=== DATA SHOWN ===
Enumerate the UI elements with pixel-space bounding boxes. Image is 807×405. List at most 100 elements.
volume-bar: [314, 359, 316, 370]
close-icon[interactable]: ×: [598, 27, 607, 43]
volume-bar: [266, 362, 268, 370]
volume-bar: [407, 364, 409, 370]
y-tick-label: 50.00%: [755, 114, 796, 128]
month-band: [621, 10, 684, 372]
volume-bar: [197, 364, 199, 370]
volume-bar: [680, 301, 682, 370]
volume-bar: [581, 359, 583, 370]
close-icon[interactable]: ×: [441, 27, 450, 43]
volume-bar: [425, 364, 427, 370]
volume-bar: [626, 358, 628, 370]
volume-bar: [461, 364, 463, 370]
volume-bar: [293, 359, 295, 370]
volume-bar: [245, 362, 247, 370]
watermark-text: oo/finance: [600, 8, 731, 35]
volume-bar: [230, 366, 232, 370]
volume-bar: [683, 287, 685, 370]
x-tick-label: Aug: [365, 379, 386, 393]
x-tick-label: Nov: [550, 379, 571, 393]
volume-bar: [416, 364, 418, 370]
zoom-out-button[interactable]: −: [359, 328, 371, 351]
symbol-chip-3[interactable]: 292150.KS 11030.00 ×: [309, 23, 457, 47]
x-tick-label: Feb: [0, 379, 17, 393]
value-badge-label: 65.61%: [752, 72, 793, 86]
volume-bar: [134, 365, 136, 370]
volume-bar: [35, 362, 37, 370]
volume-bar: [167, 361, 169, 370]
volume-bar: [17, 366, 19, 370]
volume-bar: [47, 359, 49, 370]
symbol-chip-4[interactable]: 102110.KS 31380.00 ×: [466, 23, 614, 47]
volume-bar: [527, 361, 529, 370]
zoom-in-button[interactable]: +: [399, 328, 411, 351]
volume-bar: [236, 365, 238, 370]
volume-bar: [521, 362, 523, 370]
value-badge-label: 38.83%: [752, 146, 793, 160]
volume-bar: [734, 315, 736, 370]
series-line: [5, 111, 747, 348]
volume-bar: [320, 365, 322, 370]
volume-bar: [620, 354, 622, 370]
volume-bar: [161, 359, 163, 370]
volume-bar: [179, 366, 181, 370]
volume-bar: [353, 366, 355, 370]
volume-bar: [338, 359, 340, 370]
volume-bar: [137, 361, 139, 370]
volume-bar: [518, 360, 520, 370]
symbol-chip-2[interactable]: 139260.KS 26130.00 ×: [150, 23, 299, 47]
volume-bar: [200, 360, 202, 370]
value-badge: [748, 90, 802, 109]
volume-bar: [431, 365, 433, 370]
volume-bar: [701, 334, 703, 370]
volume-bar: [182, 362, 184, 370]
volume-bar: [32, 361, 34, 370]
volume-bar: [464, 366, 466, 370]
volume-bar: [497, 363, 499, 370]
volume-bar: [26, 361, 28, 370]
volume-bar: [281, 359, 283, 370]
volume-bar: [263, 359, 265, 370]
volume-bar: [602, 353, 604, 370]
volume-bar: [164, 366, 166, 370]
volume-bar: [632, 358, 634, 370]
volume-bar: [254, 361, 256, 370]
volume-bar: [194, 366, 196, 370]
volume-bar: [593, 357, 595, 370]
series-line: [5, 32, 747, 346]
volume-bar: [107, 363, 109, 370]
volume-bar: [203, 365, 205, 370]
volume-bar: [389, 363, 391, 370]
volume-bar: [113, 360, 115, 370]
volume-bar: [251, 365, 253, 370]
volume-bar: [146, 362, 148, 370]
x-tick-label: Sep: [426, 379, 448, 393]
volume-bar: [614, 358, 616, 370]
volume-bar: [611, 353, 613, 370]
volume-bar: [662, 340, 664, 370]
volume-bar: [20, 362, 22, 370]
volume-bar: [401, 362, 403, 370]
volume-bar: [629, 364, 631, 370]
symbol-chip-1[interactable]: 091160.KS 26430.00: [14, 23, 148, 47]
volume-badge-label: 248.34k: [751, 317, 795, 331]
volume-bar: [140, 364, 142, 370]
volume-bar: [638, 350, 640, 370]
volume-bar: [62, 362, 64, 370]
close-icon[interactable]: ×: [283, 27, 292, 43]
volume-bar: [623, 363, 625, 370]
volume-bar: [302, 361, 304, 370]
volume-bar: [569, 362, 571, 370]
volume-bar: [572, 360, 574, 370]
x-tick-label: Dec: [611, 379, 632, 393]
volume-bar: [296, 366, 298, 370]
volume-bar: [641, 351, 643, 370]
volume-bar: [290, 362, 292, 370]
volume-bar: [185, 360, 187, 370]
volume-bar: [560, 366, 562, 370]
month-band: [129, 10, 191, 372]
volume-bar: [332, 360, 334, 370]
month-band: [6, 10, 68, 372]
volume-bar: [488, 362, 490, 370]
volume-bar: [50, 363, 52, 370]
===
### TASK DIRECTIONS
Substitute "volume-column" for every "volume-bar" in the stretch of rows from the start through the line containing "volume-bar: [581, 359, 583, 370]". Reproduce only that stretch, with nothing else changed.

### OUTPUT
Enumerate the UI elements with pixel-space bounding boxes. Image is 807×405. List at most 100 elements.
volume-column: [314, 359, 316, 370]
close-icon[interactable]: ×: [598, 27, 607, 43]
volume-column: [266, 362, 268, 370]
volume-column: [407, 364, 409, 370]
y-tick-label: 50.00%: [755, 114, 796, 128]
month-band: [621, 10, 684, 372]
volume-column: [197, 364, 199, 370]
volume-column: [680, 301, 682, 370]
volume-column: [581, 359, 583, 370]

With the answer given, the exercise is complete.